## EXERCISE AIM
Return all of the data exactly as written, without the pictures.

*-*-*

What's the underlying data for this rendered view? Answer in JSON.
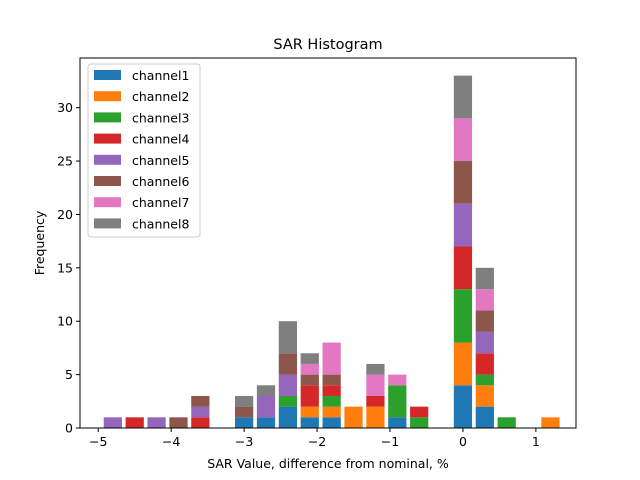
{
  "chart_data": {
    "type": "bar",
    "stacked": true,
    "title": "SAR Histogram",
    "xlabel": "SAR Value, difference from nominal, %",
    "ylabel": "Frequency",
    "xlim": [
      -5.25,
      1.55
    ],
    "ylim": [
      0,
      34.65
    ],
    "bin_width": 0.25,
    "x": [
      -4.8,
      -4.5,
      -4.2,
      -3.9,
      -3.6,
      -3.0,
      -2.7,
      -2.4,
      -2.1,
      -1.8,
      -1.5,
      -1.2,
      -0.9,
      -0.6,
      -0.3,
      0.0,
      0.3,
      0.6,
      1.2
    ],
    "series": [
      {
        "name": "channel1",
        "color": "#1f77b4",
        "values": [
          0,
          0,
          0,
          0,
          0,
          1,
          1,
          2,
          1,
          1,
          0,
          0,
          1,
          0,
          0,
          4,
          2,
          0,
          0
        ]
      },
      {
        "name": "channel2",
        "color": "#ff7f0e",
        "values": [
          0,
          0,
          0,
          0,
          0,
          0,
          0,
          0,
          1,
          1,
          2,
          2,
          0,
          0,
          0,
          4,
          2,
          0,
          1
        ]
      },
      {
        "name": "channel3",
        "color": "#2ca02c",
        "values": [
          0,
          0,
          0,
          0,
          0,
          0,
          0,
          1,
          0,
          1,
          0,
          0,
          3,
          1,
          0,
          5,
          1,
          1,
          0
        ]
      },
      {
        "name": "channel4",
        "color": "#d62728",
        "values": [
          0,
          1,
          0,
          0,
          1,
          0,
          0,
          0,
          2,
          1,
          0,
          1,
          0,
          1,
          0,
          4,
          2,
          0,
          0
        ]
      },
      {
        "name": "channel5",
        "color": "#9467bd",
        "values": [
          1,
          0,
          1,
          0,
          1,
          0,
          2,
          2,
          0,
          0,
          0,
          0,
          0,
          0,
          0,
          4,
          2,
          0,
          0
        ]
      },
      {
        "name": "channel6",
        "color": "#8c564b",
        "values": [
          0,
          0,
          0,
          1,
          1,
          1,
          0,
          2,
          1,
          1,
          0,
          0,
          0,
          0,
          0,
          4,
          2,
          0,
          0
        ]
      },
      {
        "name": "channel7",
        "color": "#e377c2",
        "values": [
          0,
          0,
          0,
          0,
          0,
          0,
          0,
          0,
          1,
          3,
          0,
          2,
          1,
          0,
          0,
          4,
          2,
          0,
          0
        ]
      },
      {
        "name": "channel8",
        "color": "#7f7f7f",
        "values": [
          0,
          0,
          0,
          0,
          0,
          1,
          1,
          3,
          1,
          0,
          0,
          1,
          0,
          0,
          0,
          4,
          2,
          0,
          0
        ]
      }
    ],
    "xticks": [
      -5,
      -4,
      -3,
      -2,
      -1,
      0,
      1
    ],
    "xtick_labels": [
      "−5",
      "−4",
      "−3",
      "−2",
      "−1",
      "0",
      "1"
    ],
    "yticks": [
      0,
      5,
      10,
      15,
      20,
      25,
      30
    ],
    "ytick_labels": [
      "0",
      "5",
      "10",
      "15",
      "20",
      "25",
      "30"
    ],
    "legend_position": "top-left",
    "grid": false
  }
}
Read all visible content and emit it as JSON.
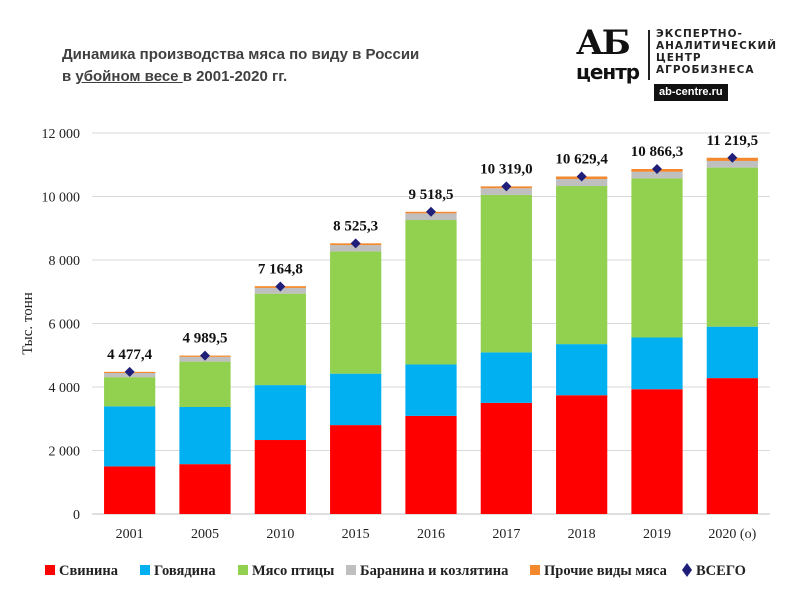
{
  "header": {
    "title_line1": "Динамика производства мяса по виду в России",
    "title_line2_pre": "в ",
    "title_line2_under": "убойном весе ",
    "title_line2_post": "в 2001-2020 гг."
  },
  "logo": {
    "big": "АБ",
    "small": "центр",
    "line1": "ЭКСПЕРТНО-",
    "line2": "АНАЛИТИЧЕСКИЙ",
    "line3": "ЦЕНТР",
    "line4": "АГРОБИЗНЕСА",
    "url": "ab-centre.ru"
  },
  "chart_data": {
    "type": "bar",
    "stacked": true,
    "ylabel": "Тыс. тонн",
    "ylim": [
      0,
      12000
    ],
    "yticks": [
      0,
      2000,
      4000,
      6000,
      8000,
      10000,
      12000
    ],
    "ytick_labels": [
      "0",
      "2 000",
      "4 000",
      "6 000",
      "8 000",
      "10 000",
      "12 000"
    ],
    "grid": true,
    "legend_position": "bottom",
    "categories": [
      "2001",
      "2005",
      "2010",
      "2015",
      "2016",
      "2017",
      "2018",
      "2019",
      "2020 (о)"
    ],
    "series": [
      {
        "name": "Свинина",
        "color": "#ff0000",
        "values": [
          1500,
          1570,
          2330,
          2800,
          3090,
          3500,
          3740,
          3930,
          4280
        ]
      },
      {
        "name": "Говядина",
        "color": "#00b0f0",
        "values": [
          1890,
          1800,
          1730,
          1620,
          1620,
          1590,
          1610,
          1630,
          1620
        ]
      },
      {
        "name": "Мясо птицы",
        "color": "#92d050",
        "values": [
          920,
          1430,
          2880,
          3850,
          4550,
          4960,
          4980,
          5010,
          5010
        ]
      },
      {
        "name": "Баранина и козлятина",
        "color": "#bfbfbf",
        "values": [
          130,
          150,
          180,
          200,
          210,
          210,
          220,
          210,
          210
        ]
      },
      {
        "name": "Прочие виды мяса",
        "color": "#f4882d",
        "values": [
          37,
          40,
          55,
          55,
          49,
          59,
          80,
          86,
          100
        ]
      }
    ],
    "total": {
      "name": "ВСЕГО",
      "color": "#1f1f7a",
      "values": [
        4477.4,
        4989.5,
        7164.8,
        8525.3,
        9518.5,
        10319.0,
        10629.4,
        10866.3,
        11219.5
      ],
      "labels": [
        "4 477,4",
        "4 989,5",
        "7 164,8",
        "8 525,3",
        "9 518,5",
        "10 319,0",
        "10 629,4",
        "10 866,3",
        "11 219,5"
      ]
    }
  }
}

*-*-*

## FINAL RESULT
What's the underlying data for this rendered view? Answer in JSON.
{
  "chart_data": {
    "type": "bar",
    "stacked": true,
    "title": "SAR Histogram",
    "xlabel": "SAR Value, difference from nominal, %",
    "ylabel": "Frequency",
    "xlim": [
      -5.25,
      1.55
    ],
    "ylim": [
      0,
      34.65
    ],
    "bin_width": 0.25,
    "x": [
      -4.8,
      -4.5,
      -4.2,
      -3.9,
      -3.6,
      -3.0,
      -2.7,
      -2.4,
      -2.1,
      -1.8,
      -1.5,
      -1.2,
      -0.9,
      -0.6,
      -0.3,
      0.0,
      0.3,
      0.6,
      1.2
    ],
    "series": [
      {
        "name": "channel1",
        "color": "#1f77b4",
        "values": [
          0,
          0,
          0,
          0,
          0,
          1,
          1,
          2,
          1,
          1,
          0,
          0,
          1,
          0,
          0,
          4,
          2,
          0,
          0
        ]
      },
      {
        "name": "channel2",
        "color": "#ff7f0e",
        "values": [
          0,
          0,
          0,
          0,
          0,
          0,
          0,
          0,
          1,
          1,
          2,
          2,
          0,
          0,
          0,
          4,
          2,
          0,
          1
        ]
      },
      {
        "name": "channel3",
        "color": "#2ca02c",
        "values": [
          0,
          0,
          0,
          0,
          0,
          0,
          0,
          1,
          0,
          1,
          0,
          0,
          3,
          1,
          0,
          5,
          1,
          1,
          0
        ]
      },
      {
        "name": "channel4",
        "color": "#d62728",
        "values": [
          0,
          1,
          0,
          0,
          1,
          0,
          0,
          0,
          2,
          1,
          0,
          1,
          0,
          1,
          0,
          4,
          2,
          0,
          0
        ]
      },
      {
        "name": "channel5",
        "color": "#9467bd",
        "values": [
          1,
          0,
          1,
          0,
          1,
          0,
          2,
          2,
          0,
          0,
          0,
          0,
          0,
          0,
          0,
          4,
          2,
          0,
          0
        ]
      },
      {
        "name": "channel6",
        "color": "#8c564b",
        "values": [
          0,
          0,
          0,
          1,
          1,
          1,
          0,
          2,
          1,
          1,
          0,
          0,
          0,
          0,
          0,
          4,
          2,
          0,
          0
        ]
      },
      {
        "name": "channel7",
        "color": "#e377c2",
        "values": [
          0,
          0,
          0,
          0,
          0,
          0,
          0,
          0,
          1,
          3,
          0,
          2,
          1,
          0,
          0,
          4,
          2,
          0,
          0
        ]
      },
      {
        "name": "channel8",
        "color": "#7f7f7f",
        "values": [
          0,
          0,
          0,
          0,
          0,
          1,
          1,
          3,
          1,
          0,
          0,
          1,
          0,
          0,
          0,
          4,
          2,
          0,
          0
        ]
      }
    ],
    "xticks": [
      -5,
      -4,
      -3,
      -2,
      -1,
      0,
      1
    ],
    "xtick_labels": [
      "−5",
      "−4",
      "−3",
      "−2",
      "−1",
      "0",
      "1"
    ],
    "yticks": [
      0,
      5,
      10,
      15,
      20,
      25,
      30
    ],
    "ytick_labels": [
      "0",
      "5",
      "10",
      "15",
      "20",
      "25",
      "30"
    ],
    "legend_position": "top-left",
    "grid": false
  }
}
Read all visible content and emit it as JSON.
{
  "header": {
    "title_line1": "Динамика производства мяса по виду в России",
    "title_line2_pre": "в ",
    "title_line2_under": "убойном весе ",
    "title_line2_post": "в 2001-2020 гг."
  },
  "logo": {
    "big": "АБ",
    "small": "центр",
    "line1": "ЭКСПЕРТНО-",
    "line2": "АНАЛИТИЧЕСКИЙ",
    "line3": "ЦЕНТР",
    "line4": "АГРОБИЗНЕСА",
    "url": "ab-centre.ru"
  },
  "chart_data": {
    "type": "bar",
    "stacked": true,
    "ylabel": "Тыс. тонн",
    "ylim": [
      0,
      12000
    ],
    "yticks": [
      0,
      2000,
      4000,
      6000,
      8000,
      10000,
      12000
    ],
    "ytick_labels": [
      "0",
      "2 000",
      "4 000",
      "6 000",
      "8 000",
      "10 000",
      "12 000"
    ],
    "grid": true,
    "legend_position": "bottom",
    "categories": [
      "2001",
      "2005",
      "2010",
      "2015",
      "2016",
      "2017",
      "2018",
      "2019",
      "2020 (о)"
    ],
    "series": [
      {
        "name": "Свинина",
        "color": "#ff0000",
        "values": [
          1500,
          1570,
          2330,
          2800,
          3090,
          3500,
          3740,
          3930,
          4280
        ]
      },
      {
        "name": "Говядина",
        "color": "#00b0f0",
        "values": [
          1890,
          1800,
          1730,
          1620,
          1620,
          1590,
          1610,
          1630,
          1620
        ]
      },
      {
        "name": "Мясо птицы",
        "color": "#92d050",
        "values": [
          920,
          1430,
          2880,
          3850,
          4550,
          4960,
          4980,
          5010,
          5010
        ]
      },
      {
        "name": "Баранина и козлятина",
        "color": "#bfbfbf",
        "values": [
          130,
          150,
          180,
          200,
          210,
          210,
          220,
          210,
          210
        ]
      },
      {
        "name": "Прочие виды мяса",
        "color": "#f4882d",
        "values": [
          37,
          40,
          55,
          55,
          49,
          59,
          80,
          86,
          100
        ]
      }
    ],
    "total": {
      "name": "ВСЕГО",
      "color": "#1f1f7a",
      "values": [
        4477.4,
        4989.5,
        7164.8,
        8525.3,
        9518.5,
        10319.0,
        10629.4,
        10866.3,
        11219.5
      ],
      "labels": [
        "4 477,4",
        "4 989,5",
        "7 164,8",
        "8 525,3",
        "9 518,5",
        "10 319,0",
        "10 629,4",
        "10 866,3",
        "11 219,5"
      ]
    }
  }
}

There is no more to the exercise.